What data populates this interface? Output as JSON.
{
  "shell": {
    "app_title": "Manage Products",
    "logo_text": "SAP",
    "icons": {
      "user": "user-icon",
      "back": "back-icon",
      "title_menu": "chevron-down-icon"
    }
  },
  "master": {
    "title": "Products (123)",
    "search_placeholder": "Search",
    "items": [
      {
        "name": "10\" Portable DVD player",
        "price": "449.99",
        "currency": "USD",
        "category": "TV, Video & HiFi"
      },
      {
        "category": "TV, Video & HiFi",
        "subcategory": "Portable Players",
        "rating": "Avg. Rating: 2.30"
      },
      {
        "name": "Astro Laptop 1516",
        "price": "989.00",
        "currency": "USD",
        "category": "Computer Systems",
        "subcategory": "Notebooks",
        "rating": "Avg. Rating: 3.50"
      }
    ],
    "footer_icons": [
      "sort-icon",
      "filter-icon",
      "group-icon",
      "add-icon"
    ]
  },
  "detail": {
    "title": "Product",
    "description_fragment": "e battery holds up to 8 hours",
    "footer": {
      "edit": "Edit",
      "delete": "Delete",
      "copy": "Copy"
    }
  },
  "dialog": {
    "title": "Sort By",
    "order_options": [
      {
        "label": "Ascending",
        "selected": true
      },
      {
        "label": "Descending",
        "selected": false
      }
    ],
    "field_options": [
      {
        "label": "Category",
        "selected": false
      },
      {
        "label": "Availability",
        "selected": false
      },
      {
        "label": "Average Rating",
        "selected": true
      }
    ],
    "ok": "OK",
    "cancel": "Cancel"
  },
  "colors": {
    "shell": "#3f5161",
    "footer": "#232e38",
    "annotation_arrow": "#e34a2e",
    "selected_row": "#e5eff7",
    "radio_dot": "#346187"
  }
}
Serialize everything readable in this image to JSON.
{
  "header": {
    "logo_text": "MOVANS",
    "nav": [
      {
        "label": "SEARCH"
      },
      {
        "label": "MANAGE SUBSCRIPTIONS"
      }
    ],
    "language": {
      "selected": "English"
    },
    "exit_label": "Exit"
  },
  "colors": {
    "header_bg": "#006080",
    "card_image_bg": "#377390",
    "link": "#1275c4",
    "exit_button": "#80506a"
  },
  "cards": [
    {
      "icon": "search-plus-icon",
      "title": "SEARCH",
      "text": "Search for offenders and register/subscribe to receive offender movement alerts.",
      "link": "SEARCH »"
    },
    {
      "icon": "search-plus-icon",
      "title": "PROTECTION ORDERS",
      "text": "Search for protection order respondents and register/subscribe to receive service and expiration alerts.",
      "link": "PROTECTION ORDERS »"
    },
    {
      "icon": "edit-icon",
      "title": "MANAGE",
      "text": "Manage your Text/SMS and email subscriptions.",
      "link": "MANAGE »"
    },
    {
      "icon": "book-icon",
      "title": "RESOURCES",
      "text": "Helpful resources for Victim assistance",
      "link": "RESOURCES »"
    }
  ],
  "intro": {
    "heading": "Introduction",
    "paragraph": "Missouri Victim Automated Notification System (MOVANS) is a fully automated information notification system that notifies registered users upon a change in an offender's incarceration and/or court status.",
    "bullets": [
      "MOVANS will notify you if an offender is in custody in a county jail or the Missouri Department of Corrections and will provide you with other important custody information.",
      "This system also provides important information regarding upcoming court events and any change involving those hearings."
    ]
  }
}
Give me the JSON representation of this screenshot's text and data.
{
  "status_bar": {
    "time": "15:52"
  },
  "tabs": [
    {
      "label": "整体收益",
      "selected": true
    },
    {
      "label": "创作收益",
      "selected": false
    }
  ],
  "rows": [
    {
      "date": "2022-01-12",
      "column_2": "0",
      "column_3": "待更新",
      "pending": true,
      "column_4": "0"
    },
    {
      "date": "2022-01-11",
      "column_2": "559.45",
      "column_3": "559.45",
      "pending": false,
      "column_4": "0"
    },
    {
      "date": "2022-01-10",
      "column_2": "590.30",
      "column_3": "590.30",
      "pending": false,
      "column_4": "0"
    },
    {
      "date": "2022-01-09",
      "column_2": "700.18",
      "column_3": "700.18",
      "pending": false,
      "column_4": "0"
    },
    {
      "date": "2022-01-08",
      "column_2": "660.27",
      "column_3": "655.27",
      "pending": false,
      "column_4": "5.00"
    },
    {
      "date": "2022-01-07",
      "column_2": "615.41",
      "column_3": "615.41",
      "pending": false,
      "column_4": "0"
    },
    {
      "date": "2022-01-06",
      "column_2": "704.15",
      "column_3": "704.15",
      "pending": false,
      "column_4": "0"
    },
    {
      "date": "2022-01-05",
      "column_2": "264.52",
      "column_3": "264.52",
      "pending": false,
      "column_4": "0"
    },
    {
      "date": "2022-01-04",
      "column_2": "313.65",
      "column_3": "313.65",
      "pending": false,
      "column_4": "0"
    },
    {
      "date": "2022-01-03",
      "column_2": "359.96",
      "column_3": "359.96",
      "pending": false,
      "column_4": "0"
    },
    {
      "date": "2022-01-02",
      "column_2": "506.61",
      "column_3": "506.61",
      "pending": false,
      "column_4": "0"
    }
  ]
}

Work required = Report all lines of the data that include the word "important".

Correct result =
      "MOVANS will notify you if an offender is in custody in a county jail or the Missouri Department of Corrections and will provide you with other important custody information.",
      "This system also provides important information regarding upcoming court events and any change involving those hearings."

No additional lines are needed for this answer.